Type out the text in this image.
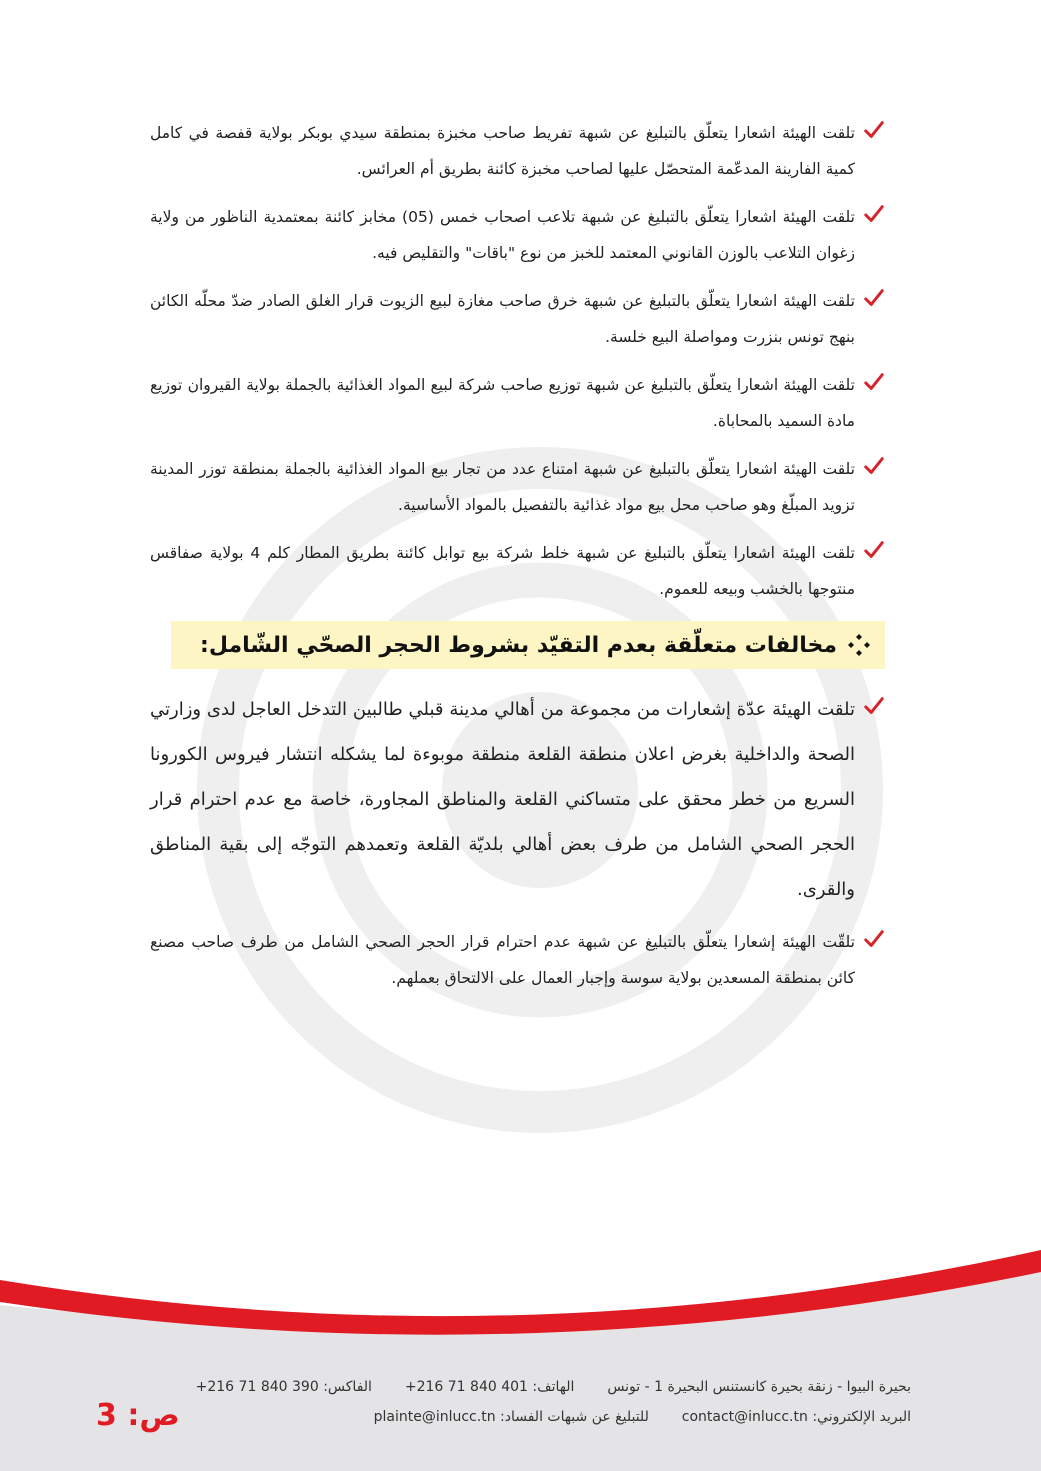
تلقت الهيئة اشعارا يتعلّق بالتبليغ عن شبهة تفريط صاحب مخبزة بمنطقة سيدي بوبكر بولاية قفصة في كامل كمية الفارينة المدعّمة المتحصّل عليها لصاحب مخبزة كائنة بطريق أم العرائس.
تلقت الهيئة اشعارا يتعلّق بالتبليغ عن شبهة تلاعب اصحاب خمس (05) مخابز كائنة بمعتمدية الناظور من ولاية زغوان التلاعب بالوزن القانوني المعتمد للخبز من نوع "باقات" والتقليص فيه.
تلقت الهيئة اشعارا يتعلّق بالتبليغ عن شبهة خرق صاحب مغازة لبيع الزيوت قرار الغلق الصادر ضدّ محلّه الكائن بنهج تونس بنزرت ومواصلة البيع خلسة.
تلقت الهيئة اشعارا يتعلّق بالتبليغ عن شبهة توزيع صاحب شركة لبيع المواد الغذائية بالجملة بولاية القيروان توزيع مادة السميد بالمحاباة.
تلقت الهيئة اشعارا يتعلّق بالتبليغ عن شبهة امتناع عدد من تجار بيع المواد الغذائية بالجملة بمنطقة توزر المدينة تزويد المبلّغ وهو صاحب محل بيع مواد غذائية بالتفصيل بالمواد الأساسية.
تلقت الهيئة اشعارا يتعلّق بالتبليغ عن شبهة خلط شركة بيع توابل كائنة بطريق المطار كلم 4 بولاية صفاقس منتوجها بالخشب وبيعه للعموم.
مخالفات متعلّقة بعدم التقيّد بشروط الحجر الصحّي الشّامل:
تلقت الهيئة عدّة إشعارات من مجموعة من أهالي مدينة قبلي طالبين التدخل العاجل لدى وزارتي الصحة والداخلية بغرض اعلان منطقة القلعة منطقة موبوءة لما يشكله انتشار فيروس الكورونا السريع من خطر محقق على متساكني القلعة والمناطق المجاورة، خاصة مع عدم احترام قرار الحجر الصحي الشامل من طرف بعض أهالي بلديّة القلعة وتعمدهم التوجّه إلى بقية المناطق والقرى.
تلقّت الهيئة إشعارا يتعلّق بالتبليغ عن شبهة عدم احترام قرار الحجر الصحي الشامل من طرف صاحب مصنع كائن بمنطقة المسعدين بولاية سوسة وإجبار العمال على الالتحاق بعملهم.
بحيرة البيوا - زنقة بحيرة كانستنس البحيرة 1 - تونس  الهاتف: 401 840 71 216+  الفاكس: 390 840 71 216+
البريد الإلكتروني: contact@inlucc.tn  للتبليغ عن شبهات الفساد: plainte@inlucc.tn
ص: 3
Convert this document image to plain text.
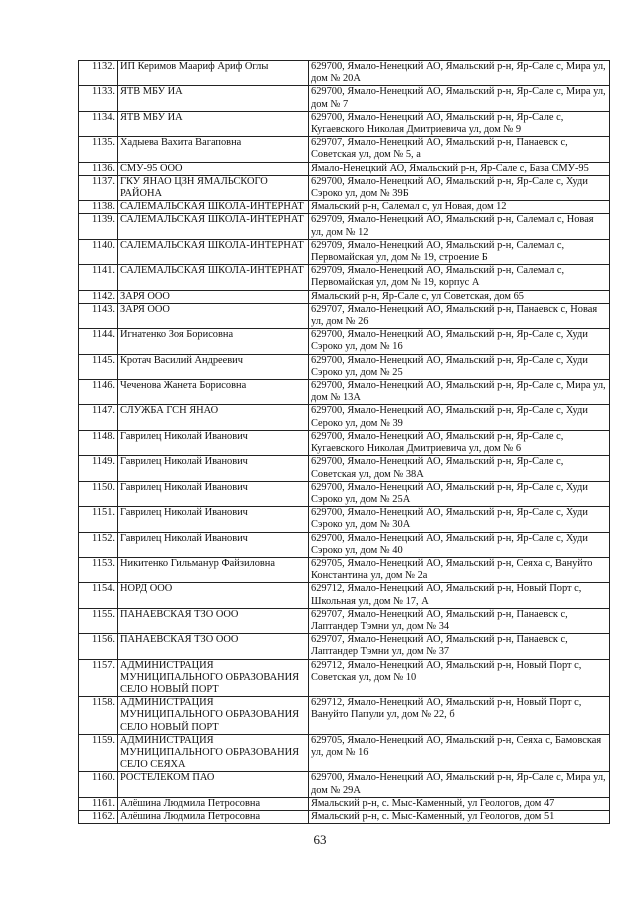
1132.	ИП Керимов Маариф Ариф Оглы	629700, Ямало-Ненецкий АО, Ямальский р-н, Яр-Сале с, Мира ул, дом № 20А
1133.	ЯТВ МБУ ИА	629700, Ямало-Ненецкий АО, Ямальский р-н, Яр-Сале с, Мира ул, дом № 7
1134.	ЯТВ МБУ ИА	629700, Ямало-Ненецкий АО, Ямальский р-н, Яр-Сале с, Кугаевского Николая Дмитриевича ул, дом № 9
1135.	Хадыева Вахита Вагаповна	629707, Ямало-Ненецкий АО, Ямальский р-н, Панаевск с, Советская ул, дом № 5, а
1136.	СМУ-95 ООО	Ямало-Ненецкий АО, Ямальский р-н, Яр-Сале с, База СМУ-95
1137.	ГКУ ЯНАО ЦЗН ЯМАЛЬСКОГО РАЙОНА	629700, Ямало-Ненецкий АО, Ямальский р-н, Яр-Сале с, Худи Сэроко ул, дом № 39Б
1138.	САЛЕМАЛЬСКАЯ ШКОЛА-ИНТЕРНАТ	Ямальский р-н, Салемал с, ул Новая, дом 12
1139.	САЛЕМАЛЬСКАЯ ШКОЛА-ИНТЕРНАТ	629709, Ямало-Ненецкий АО, Ямальский р-н, Салемал с, Новая ул, дом № 12
1140.	САЛЕМАЛЬСКАЯ ШКОЛА-ИНТЕРНАТ	629709, Ямало-Ненецкий АО, Ямальский р-н, Салемал с, Первомайская ул, дом № 19, строение Б
1141.	САЛЕМАЛЬСКАЯ ШКОЛА-ИНТЕРНАТ	629709, Ямало-Ненецкий АО, Ямальский р-н, Салемал с, Первомайская ул, дом № 19, корпус А
1142.	ЗАРЯ ООО	Ямальский р-н, Яр-Сале с, ул Советская, дом 65
1143.	ЗАРЯ ООО	629707, Ямало-Ненецкий АО, Ямальский р-н, Панаевск с, Новая ул, дом № 26
1144.	Игнатенко Зоя Борисовна	629700, Ямало-Ненецкий АО, Ямальский р-н, Яр-Сале с, Худи Сэроко ул, дом № 16
1145.	Кротач Василий Андреевич	629700, Ямало-Ненецкий АО, Ямальский р-н, Яр-Сале с, Худи Сэроко ул, дом № 25
1146.	Чеченова Жанета Борисовна	629700, Ямало-Ненецкий АО, Ямальский р-н, Яр-Сале с, Мира ул, дом № 13А
1147.	СЛУЖБА ГСН ЯНАО	629700, Ямало-Ненецкий АО, Ямальский р-н, Яр-Сале с, Худи Сероко ул, дом № 39
1148.	Гаврилец Николай Иванович	629700, Ямало-Ненецкий АО, Ямальский р-н, Яр-Сале с, Кугаевского Николая Дмитриевича ул, дом № 6
1149.	Гаврилец Николай Иванович	629700, Ямало-Ненецкий АО, Ямальский р-н, Яр-Сале с, Советская ул, дом № 38А
1150.	Гаврилец Николай Иванович	629700, Ямало-Ненецкий АО, Ямальский р-н, Яр-Сале с, Худи Сэроко ул, дом № 25А
1151.	Гаврилец Николай Иванович	629700, Ямало-Ненецкий АО, Ямальский р-н, Яр-Сале с, Худи Сэроко ул, дом № 30А
1152.	Гаврилец Николай Иванович	629700, Ямало-Ненецкий АО, Ямальский р-н, Яр-Сале с, Худи Сэроко ул, дом № 40
1153.	Никитенко Гильмануp Файзиловна	629705, Ямало-Ненецкий АО, Ямальский р-н, Сеяха с, Вануйто Константина ул, дом № 2а
1154.	НОРД ООО	629712, Ямало-Ненецкий АО, Ямальский р-н, Новый Порт с, Школьная ул, дом № 17, А
1155.	ПАНАЕВСКАЯ ТЗО ООО	629707, Ямало-Ненецкий АО, Ямальский р-н, Панаевск с, Лаптандер Тэмни ул, дом № 34
1156.	ПАНАЕВСКАЯ ТЗО ООО	629707, Ямало-Ненецкий АО, Ямальский р-н, Панаевск с, Лаптандер Тэмни ул, дом № 37
1157.	АДМИНИСТРАЦИЯ МУНИЦИПАЛЬНОГО ОБРАЗОВАНИЯ СЕЛО НОВЫЙ ПОРТ	629712, Ямало-Ненецкий АО, Ямальский р-н, Новый Порт с, Советская ул, дом № 10
1158.	АДМИНИСТРАЦИЯ МУНИЦИПАЛЬНОГО ОБРАЗОВАНИЯ СЕЛО НОВЫЙ ПОРТ	629712, Ямало-Ненецкий АО, Ямальский р-н, Новый Порт с, Вануйто Папули ул, дом № 22, б
1159.	АДМИНИСТРАЦИЯ МУНИЦИПАЛЬНОГО ОБРАЗОВАНИЯ СЕЛО СЕЯХА	629705, Ямало-Ненецкий АО, Ямальский р-н, Сеяха с, Бамовская ул, дом № 16
1160.	РОСТЕЛЕКОМ ПАО	629700, Ямало-Ненецкий АО, Ямальский р-н, Яр-Сале с, Мира ул, дом № 29А
1161.	Алёшина Людмила Петросовна	Ямальский р-н, с. Мыс-Каменный, ул Геологов, дом 47
1162.	Алёшина Людмила Петросовна	Ямальский р-н, с. Мыс-Каменный, ул Геологов, дом 51
63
* * *
**INSTRUCTION**
Say how many lines of the data hold the string "Борисовна". Reply with the number alone.

**SOLUTION TO THIS PROBLEM**
2